Find the string "Size" in the records. Copy every line it appears in.

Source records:
------------------------------------

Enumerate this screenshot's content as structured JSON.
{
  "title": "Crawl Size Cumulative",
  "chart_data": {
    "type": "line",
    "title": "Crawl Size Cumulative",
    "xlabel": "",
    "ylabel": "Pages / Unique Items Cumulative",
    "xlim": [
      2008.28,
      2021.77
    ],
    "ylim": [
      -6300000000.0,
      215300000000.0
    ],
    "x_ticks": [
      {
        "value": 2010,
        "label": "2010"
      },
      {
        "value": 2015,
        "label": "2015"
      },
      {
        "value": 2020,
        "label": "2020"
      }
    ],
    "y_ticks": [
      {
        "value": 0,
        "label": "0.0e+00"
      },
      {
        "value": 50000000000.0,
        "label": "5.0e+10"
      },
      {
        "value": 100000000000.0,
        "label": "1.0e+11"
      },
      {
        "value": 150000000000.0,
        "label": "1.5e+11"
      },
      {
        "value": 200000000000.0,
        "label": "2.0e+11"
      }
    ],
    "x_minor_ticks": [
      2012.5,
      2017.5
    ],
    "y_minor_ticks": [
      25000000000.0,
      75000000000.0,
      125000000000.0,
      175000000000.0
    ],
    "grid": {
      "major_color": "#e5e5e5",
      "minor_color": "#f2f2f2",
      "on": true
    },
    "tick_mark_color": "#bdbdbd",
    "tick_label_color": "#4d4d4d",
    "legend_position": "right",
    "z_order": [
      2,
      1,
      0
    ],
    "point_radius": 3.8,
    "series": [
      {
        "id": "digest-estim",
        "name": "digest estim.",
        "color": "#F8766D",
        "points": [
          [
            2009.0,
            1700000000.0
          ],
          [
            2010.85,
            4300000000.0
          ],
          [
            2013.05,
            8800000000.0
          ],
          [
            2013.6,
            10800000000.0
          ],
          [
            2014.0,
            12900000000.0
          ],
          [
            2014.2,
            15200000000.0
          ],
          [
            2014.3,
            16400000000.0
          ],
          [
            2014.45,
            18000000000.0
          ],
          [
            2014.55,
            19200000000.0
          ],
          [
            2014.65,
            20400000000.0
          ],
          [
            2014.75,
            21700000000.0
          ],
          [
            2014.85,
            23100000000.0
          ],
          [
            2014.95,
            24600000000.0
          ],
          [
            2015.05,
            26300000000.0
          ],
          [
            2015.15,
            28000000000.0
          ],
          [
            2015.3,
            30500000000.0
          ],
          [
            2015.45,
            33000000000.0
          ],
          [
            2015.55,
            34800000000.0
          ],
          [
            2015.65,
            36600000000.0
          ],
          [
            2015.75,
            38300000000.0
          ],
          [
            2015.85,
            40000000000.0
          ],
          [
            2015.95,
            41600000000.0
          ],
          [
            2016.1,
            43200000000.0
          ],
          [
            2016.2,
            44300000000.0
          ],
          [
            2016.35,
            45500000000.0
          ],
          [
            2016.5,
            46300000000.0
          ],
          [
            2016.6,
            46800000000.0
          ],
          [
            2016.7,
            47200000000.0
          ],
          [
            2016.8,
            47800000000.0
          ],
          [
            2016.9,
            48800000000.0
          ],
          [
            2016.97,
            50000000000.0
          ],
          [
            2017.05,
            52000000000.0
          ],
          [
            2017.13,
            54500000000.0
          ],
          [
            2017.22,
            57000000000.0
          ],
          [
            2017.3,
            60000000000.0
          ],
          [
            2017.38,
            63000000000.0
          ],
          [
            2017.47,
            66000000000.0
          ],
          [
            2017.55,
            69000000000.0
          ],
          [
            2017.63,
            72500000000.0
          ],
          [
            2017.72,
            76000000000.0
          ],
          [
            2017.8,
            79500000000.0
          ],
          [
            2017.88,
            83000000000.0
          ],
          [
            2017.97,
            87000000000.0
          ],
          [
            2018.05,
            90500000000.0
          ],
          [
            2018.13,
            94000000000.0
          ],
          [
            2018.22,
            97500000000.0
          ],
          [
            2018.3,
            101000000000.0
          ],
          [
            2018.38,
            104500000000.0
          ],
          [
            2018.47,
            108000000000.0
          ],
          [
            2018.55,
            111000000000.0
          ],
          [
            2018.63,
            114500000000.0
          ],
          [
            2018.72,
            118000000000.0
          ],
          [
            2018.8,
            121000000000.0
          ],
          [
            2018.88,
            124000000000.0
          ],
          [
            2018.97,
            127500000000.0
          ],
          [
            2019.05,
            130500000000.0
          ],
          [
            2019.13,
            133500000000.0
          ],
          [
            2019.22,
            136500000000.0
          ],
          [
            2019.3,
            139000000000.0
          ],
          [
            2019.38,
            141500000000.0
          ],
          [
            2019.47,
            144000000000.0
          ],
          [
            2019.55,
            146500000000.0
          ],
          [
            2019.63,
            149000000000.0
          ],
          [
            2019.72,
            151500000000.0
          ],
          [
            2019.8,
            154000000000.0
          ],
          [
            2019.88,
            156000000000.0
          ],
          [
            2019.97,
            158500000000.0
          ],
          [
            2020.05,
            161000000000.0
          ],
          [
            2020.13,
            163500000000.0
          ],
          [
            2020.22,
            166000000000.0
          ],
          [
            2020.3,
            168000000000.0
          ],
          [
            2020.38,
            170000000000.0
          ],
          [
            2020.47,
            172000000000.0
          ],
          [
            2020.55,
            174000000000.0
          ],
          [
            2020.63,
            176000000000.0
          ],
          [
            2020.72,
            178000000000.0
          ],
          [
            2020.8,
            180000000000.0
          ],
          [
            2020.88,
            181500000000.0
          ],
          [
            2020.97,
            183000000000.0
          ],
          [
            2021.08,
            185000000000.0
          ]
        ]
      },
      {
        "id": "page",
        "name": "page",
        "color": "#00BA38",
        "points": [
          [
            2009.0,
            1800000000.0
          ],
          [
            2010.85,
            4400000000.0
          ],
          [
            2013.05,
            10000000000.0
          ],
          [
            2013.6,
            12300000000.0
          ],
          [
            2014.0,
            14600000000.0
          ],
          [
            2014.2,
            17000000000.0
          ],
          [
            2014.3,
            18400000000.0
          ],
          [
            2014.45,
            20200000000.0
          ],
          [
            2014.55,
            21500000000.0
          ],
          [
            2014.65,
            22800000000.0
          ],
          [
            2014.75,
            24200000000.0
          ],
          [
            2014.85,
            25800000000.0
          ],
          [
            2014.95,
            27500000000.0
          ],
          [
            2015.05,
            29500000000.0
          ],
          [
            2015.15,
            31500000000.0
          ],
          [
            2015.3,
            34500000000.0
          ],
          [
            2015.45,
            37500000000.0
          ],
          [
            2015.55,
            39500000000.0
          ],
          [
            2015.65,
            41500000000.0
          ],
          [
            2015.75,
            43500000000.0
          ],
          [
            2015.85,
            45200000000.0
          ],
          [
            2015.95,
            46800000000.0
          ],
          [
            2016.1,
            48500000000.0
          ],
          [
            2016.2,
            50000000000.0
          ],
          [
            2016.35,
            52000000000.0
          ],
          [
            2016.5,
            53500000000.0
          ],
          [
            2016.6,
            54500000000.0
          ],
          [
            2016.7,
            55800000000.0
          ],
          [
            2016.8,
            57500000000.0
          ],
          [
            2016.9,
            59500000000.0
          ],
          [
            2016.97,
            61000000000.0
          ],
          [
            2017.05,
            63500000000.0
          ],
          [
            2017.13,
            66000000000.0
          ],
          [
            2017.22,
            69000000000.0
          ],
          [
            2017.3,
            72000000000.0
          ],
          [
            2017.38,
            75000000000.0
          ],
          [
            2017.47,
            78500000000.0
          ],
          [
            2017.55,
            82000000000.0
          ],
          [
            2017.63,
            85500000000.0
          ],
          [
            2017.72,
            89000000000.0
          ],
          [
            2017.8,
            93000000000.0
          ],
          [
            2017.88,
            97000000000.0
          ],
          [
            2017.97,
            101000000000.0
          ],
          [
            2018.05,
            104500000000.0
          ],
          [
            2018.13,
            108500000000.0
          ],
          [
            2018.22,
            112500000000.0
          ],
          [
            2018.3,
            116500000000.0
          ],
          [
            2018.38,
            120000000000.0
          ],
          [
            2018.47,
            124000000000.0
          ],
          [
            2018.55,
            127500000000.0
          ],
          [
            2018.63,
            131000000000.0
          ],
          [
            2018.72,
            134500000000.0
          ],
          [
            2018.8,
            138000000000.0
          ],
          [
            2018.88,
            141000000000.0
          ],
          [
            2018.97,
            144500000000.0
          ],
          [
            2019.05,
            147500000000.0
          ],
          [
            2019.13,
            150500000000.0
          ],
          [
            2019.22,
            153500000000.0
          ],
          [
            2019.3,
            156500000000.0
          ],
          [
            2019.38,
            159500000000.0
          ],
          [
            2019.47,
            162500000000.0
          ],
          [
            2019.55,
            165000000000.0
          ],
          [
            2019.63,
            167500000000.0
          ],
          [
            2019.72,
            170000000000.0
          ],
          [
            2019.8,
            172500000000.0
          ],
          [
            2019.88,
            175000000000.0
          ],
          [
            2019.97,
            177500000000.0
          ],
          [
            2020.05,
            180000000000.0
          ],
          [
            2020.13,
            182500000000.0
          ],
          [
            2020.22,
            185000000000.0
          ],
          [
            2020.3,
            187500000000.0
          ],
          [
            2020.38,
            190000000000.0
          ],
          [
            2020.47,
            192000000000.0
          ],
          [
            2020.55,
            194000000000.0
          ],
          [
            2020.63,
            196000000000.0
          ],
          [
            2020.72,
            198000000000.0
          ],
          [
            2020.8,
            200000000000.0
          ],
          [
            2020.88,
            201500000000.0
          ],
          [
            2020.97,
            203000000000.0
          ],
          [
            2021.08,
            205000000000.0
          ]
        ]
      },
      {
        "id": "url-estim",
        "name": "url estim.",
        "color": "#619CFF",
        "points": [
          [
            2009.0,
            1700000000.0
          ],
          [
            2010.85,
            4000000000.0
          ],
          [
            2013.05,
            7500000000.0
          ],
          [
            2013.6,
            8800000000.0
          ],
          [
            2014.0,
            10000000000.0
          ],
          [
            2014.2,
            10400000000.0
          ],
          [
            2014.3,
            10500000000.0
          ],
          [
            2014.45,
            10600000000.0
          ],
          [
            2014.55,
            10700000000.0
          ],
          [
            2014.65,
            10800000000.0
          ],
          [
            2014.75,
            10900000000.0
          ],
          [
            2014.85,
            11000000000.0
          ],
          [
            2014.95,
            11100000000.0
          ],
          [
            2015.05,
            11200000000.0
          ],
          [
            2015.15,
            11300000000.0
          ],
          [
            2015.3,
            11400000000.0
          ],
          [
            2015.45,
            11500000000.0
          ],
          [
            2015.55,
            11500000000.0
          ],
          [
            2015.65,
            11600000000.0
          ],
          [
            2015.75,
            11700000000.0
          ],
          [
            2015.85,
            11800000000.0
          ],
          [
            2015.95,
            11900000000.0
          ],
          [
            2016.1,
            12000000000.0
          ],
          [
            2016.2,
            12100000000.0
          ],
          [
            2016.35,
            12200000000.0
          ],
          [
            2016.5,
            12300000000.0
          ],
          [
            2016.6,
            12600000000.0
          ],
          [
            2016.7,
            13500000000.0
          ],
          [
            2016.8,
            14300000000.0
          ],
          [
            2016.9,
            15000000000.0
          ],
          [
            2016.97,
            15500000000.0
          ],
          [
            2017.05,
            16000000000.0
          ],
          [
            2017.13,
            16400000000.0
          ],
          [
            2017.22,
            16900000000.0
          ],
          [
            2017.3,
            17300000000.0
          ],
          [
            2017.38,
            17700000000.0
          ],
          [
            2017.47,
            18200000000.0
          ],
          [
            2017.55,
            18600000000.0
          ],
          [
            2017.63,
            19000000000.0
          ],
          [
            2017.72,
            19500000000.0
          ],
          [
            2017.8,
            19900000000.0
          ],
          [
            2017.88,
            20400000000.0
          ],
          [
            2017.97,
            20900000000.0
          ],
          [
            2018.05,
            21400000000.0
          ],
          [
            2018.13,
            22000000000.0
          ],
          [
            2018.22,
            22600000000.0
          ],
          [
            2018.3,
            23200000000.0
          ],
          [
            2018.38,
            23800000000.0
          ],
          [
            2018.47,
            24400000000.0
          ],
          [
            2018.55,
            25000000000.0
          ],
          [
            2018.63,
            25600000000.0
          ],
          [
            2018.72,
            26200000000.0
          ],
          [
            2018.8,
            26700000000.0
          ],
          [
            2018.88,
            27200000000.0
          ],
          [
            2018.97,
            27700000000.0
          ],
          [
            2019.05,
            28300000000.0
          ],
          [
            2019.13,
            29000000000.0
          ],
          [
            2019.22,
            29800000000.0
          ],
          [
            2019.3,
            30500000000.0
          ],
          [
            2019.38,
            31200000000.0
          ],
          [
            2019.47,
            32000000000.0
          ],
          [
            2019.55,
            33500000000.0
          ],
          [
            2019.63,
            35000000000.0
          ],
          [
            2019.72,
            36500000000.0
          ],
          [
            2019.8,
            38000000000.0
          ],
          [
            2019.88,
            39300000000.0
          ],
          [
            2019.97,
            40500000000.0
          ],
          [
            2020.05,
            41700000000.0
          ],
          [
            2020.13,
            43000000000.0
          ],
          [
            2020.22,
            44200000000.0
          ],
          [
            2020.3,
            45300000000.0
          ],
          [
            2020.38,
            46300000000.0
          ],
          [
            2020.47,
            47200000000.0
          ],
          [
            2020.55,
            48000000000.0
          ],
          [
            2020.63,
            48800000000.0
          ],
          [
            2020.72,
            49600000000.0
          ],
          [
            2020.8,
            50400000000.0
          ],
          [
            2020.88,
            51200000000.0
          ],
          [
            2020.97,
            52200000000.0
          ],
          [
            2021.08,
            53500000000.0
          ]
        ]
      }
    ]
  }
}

------------------------------------

PROBLEM SOLUTION.
  "title": "Crawl Size Cumulative",
    "title": "Crawl Size Cumulative",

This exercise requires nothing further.